**Objectives**
a) List the qualities for which the post on spatial computing headsets says glasses make more sense.
b) Shorten the paragraph beginning "The games such headsets run" in the post on spatial computing headsets, keeping its main facts.
c) According to the post on spatial computing headsets, what kind of item is the Vision Pro not?

**Quoted text**
━━━━━━━━━━
An important baseline for prosumer and above spatial computing content and use to be pursued, produced, and catered for.

Mainstream/low-end standalone headsets have yet to be executed to that extent; for example the Quest headsets are not at all on par with current gen and past gen gaming/mainstream hardware—they don’t even have HDR and worser picture quality than a conventional 4K HDR TV!

That minimizes the appeal of playing non-spatial games in it accordingly.

The games such headsets run are constrained by their mobile-level APUs and are more akin to mobile and switch games compared to conventional home/PC games many gamers want to play if they’re gonna pay hundreds more or as much as a home console for the hardware.

Apple has moved things forward for the prosumer spatial computing segment in ways no other company has been able to do so far including establishing the supply chain innovations and growth towards better prosumer and mid-tier devices moving forward.

Apple has executed better in the prosumer segment of the market than mainstream and low-end headset manufacturers have.

The Vision Pro like several prosumer Apple products is not a mass market item. The complexity of the hardware itself does not lend itself to be.

How many times can you say “prosumer” in a post?
 
…Headsets are distinct and complimentary to glasses no different than laptops vs desktops. Many can justify and will have both (or benefit from both).

For portability, practicality, and versatility, spatial computing glasses makes more sense and will be sufficient for most just like laptops vs desktops.
━━━━━━━━━━
**Stored records**

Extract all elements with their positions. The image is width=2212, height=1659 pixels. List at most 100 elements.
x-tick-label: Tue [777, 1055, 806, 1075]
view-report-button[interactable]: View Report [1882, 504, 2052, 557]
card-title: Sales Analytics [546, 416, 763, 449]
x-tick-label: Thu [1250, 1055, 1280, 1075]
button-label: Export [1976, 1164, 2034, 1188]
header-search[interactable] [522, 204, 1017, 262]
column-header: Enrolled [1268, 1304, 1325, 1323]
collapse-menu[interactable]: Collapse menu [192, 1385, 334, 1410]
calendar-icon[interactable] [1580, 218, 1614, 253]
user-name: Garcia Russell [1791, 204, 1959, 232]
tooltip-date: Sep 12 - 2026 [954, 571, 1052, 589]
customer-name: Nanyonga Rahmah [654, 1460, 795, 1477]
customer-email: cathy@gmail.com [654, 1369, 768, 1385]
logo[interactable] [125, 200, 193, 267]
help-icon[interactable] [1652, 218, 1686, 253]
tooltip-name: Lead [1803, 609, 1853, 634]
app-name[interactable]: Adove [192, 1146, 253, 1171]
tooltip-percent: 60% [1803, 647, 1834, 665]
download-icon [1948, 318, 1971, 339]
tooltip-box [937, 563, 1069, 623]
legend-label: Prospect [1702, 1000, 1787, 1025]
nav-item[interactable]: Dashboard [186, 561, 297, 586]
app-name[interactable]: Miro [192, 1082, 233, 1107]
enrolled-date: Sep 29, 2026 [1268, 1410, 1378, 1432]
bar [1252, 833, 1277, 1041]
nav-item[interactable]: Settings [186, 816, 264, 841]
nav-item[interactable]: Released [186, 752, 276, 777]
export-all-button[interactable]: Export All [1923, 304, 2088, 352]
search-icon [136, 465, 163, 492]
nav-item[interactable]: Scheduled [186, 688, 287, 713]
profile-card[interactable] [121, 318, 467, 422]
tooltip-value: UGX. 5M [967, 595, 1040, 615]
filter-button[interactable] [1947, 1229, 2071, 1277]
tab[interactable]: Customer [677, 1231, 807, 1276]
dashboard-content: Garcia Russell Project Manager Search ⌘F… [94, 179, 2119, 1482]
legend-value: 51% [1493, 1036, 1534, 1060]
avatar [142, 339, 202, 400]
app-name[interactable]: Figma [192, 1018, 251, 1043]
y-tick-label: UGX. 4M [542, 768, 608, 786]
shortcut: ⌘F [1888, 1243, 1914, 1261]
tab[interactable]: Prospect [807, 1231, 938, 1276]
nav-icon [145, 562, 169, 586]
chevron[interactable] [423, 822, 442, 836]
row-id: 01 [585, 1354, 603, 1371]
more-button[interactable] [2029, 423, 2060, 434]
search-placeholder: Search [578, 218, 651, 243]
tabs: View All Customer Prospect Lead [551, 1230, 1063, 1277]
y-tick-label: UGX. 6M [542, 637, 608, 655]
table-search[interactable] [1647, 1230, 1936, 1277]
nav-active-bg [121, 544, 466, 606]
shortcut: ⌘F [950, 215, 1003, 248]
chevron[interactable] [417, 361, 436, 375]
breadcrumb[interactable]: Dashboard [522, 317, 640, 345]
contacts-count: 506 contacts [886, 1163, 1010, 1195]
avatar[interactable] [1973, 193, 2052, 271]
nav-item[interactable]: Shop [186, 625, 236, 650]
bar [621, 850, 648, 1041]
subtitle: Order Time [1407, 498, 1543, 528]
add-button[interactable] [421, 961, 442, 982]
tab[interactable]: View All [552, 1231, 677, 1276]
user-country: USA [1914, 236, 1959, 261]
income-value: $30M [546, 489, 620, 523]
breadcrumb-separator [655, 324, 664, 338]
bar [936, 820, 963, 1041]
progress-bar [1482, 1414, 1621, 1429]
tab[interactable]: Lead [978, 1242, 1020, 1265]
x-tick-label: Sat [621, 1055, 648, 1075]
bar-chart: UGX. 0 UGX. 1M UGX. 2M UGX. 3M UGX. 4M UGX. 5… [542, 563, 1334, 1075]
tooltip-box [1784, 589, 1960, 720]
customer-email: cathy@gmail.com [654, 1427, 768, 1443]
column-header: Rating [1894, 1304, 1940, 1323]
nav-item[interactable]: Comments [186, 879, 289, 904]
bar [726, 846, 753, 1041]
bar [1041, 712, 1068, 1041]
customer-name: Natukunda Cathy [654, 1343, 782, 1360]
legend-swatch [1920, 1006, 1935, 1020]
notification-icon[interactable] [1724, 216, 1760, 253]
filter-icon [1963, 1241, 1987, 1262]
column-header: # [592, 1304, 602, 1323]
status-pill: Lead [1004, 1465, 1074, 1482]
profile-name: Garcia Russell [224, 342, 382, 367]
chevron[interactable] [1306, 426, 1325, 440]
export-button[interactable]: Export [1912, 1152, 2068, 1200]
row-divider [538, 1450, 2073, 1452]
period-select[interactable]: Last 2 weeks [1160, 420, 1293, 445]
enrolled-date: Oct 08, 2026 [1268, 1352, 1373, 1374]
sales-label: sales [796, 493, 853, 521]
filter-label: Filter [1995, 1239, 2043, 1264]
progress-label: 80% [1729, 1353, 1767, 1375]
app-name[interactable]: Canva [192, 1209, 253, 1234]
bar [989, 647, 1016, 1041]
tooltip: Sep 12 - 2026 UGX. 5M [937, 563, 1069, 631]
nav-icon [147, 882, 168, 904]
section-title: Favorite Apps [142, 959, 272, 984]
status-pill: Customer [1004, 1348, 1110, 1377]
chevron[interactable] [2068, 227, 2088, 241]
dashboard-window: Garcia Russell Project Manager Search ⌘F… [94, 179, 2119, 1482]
━━━━━━━━━━
**Solution list**
a)
- Portability
- Practicality
- Versatility

b) Because of their mobile-level APUs, these headsets run games closer to mobile and Switch titles than the home/PC games many gamers want, especially when the hardware costs hundreds more or as much as a home console.

c) It is not a mass market item.